Task requirements: Using the listing below, report all lines holding the word "page".

Data:
----------

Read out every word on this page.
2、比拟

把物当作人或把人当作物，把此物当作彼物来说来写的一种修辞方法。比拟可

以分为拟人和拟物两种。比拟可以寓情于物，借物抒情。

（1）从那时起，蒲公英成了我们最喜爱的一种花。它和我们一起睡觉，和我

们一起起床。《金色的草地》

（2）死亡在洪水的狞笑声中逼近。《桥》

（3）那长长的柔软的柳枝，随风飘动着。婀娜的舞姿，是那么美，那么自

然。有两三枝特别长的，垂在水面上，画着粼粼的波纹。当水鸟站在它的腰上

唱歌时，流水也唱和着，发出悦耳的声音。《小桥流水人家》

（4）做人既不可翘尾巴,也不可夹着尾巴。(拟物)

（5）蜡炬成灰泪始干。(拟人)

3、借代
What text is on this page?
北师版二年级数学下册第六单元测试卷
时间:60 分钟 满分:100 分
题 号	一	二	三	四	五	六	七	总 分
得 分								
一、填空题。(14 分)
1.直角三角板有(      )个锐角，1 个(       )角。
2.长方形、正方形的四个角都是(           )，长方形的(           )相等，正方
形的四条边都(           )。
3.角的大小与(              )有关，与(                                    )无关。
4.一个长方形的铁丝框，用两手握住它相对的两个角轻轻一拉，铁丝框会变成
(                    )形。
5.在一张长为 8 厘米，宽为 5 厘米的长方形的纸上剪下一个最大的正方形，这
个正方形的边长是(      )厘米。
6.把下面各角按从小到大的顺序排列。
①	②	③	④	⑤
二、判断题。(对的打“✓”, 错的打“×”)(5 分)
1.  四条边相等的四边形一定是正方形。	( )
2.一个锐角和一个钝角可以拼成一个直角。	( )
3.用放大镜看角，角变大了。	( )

----------

Task result:
Read out every word on this page.
What text is on this page?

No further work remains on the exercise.